Output all the material that follows, exactly as given.

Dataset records

------

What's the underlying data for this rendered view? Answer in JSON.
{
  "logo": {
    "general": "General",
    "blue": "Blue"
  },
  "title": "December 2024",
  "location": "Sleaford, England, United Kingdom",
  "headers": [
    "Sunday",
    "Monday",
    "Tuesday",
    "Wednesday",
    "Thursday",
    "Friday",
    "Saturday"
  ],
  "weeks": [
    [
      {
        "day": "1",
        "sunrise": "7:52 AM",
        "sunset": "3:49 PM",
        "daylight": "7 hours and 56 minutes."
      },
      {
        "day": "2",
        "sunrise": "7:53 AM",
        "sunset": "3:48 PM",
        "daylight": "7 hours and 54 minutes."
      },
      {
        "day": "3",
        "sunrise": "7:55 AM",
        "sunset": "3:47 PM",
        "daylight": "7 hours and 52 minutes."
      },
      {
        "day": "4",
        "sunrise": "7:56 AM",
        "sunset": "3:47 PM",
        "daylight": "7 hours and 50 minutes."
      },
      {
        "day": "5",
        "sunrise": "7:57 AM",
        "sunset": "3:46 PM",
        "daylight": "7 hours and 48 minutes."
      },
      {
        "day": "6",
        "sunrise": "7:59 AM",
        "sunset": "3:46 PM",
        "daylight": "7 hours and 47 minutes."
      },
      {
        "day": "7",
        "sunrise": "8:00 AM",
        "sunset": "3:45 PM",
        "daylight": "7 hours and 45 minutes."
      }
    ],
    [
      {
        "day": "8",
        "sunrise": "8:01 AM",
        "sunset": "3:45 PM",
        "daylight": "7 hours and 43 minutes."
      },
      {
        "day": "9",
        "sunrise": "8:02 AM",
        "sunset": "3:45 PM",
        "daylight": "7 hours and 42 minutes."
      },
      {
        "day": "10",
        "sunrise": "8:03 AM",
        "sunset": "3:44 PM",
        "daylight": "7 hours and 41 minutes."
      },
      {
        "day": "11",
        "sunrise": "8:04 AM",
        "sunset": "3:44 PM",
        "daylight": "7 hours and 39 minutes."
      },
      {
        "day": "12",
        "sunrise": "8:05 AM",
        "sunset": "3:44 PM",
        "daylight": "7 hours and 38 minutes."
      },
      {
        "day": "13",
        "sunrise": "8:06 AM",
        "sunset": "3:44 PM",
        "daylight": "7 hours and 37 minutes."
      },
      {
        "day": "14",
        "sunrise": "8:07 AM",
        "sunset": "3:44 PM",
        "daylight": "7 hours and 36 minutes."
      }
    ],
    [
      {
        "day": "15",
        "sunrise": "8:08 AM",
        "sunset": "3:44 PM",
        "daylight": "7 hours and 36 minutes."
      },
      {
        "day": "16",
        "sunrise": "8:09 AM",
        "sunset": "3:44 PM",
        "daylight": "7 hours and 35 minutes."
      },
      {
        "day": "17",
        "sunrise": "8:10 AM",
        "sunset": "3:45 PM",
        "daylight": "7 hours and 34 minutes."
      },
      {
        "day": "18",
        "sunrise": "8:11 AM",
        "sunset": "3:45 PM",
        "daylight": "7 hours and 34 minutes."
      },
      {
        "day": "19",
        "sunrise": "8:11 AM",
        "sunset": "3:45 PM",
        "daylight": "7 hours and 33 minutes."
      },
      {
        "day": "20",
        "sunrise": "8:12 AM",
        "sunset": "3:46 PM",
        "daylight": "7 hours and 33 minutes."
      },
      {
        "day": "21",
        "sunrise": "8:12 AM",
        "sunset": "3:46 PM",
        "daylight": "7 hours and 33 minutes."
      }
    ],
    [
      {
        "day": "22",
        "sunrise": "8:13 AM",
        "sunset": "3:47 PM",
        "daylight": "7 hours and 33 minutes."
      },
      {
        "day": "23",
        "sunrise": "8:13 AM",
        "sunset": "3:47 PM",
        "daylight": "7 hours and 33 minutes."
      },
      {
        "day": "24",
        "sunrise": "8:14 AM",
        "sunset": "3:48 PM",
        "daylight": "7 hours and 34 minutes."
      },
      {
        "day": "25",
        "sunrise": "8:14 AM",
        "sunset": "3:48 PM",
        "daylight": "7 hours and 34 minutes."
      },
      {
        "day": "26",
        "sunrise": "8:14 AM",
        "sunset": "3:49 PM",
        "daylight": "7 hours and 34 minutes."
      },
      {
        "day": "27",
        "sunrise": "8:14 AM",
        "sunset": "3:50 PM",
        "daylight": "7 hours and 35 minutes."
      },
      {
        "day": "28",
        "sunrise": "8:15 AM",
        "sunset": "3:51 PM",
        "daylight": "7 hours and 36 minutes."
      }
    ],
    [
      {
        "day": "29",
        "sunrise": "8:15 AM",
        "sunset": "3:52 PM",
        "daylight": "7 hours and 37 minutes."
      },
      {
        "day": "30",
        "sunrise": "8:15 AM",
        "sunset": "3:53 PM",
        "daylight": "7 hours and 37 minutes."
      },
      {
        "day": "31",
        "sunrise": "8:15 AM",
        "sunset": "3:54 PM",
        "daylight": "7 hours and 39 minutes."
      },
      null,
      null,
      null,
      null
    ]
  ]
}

------

Response to this exercise
What's the underlying data for this rendered view? Answer in JSON.
{
  "logo": {
    "general": "General",
    "blue": "Blue"
  },
  "title": "December 2024",
  "location": "Sleaford, England, United Kingdom",
  "headers": [
    "Sunday",
    "Monday",
    "Tuesday",
    "Wednesday",
    "Thursday",
    "Friday",
    "Saturday"
  ],
  "weeks": [
    [
      {
        "day": "1",
        "sunrise": "7:52 AM",
        "sunset": "3:49 PM",
        "daylight": "7 hours and 56 minutes."
      },
      {
        "day": "2",
        "sunrise": "7:53 AM",
        "sunset": "3:48 PM",
        "daylight": "7 hours and 54 minutes."
      },
      {
        "day": "3",
        "sunrise": "7:55 AM",
        "sunset": "3:47 PM",
        "daylight": "7 hours and 52 minutes."
      },
      {
        "day": "4",
        "sunrise": "7:56 AM",
        "sunset": "3:47 PM",
        "daylight": "7 hours and 50 minutes."
      },
      {
        "day": "5",
        "sunrise": "7:57 AM",
        "sunset": "3:46 PM",
        "daylight": "7 hours and 48 minutes."
      },
      {
        "day": "6",
        "sunrise": "7:59 AM",
        "sunset": "3:46 PM",
        "daylight": "7 hours and 47 minutes."
      },
      {
        "day": "7",
        "sunrise": "8:00 AM",
        "sunset": "3:45 PM",
        "daylight": "7 hours and 45 minutes."
      }
    ],
    [
      {
        "day": "8",
        "sunrise": "8:01 AM",
        "sunset": "3:45 PM",
        "daylight": "7 hours and 43 minutes."
      },
      {
        "day": "9",
        "sunrise": "8:02 AM",
        "sunset": "3:45 PM",
        "daylight": "7 hours and 42 minutes."
      },
      {
        "day": "10",
        "sunrise": "8:03 AM",
        "sunset": "3:44 PM",
        "daylight": "7 hours and 41 minutes."
      },
      {
        "day": "11",
        "sunrise": "8:04 AM",
        "sunset": "3:44 PM",
        "daylight": "7 hours and 39 minutes."
      },
      {
        "day": "12",
        "sunrise": "8:05 AM",
        "sunset": "3:44 PM",
        "daylight": "7 hours and 38 minutes."
      },
      {
        "day": "13",
        "sunrise": "8:06 AM",
        "sunset": "3:44 PM",
        "daylight": "7 hours and 37 minutes."
      },
      {
        "day": "14",
        "sunrise": "8:07 AM",
        "sunset": "3:44 PM",
        "daylight": "7 hours and 36 minutes."
      }
    ],
    [
      {
        "day": "15",
        "sunrise": "8:08 AM",
        "sunset": "3:44 PM",
        "daylight": "7 hours and 36 minutes."
      },
      {
        "day": "16",
        "sunrise": "8:09 AM",
        "sunset": "3:44 PM",
        "daylight": "7 hours and 35 minutes."
      },
      {
        "day": "17",
        "sunrise": "8:10 AM",
        "sunset": "3:45 PM",
        "daylight": "7 hours and 34 minutes."
      },
      {
        "day": "18",
        "sunrise": "8:11 AM",
        "sunset": "3:45 PM",
        "daylight": "7 hours and 34 minutes."
      },
      {
        "day": "19",
        "sunrise": "8:11 AM",
        "sunset": "3:45 PM",
        "daylight": "7 hours and 33 minutes."
      },
      {
        "day": "20",
        "sunrise": "8:12 AM",
        "sunset": "3:46 PM",
        "daylight": "7 hours and 33 minutes."
      },
      {
        "day": "21",
        "sunrise": "8:12 AM",
        "sunset": "3:46 PM",
        "daylight": "7 hours and 33 minutes."
      }
    ],
    [
      {
        "day": "22",
        "sunrise": "8:13 AM",
        "sunset": "3:47 PM",
        "daylight": "7 hours and 33 minutes."
      },
      {
        "day": "23",
        "sunrise": "8:13 AM",
        "sunset": "3:47 PM",
        "daylight": "7 hours and 33 minutes."
      },
      {
        "day": "24",
        "sunrise": "8:14 AM",
        "sunset": "3:48 PM",
        "daylight": "7 hours and 34 minutes."
      },
      {
        "day": "25",
        "sunrise": "8:14 AM",
        "sunset": "3:48 PM",
        "daylight": "7 hours and 34 minutes."
      },
      {
        "day": "26",
        "sunrise": "8:14 AM",
        "sunset": "3:49 PM",
        "daylight": "7 hours and 34 minutes."
      },
      {
        "day": "27",
        "sunrise": "8:14 AM",
        "sunset": "3:50 PM",
        "daylight": "7 hours and 35 minutes."
      },
      {
        "day": "28",
        "sunrise": "8:15 AM",
        "sunset": "3:51 PM",
        "daylight": "7 hours and 36 minutes."
      }
    ],
    [
      {
        "day": "29",
        "sunrise": "8:15 AM",
        "sunset": "3:52 PM",
        "daylight": "7 hours and 37 minutes."
      },
      {
        "day": "30",
        "sunrise": "8:15 AM",
        "sunset": "3:53 PM",
        "daylight": "7 hours and 37 minutes."
      },
      {
        "day": "31",
        "sunrise": "8:15 AM",
        "sunset": "3:54 PM",
        "daylight": "7 hours and 39 minutes."
      },
      null,
      null,
      null,
      null
    ]
  ]
}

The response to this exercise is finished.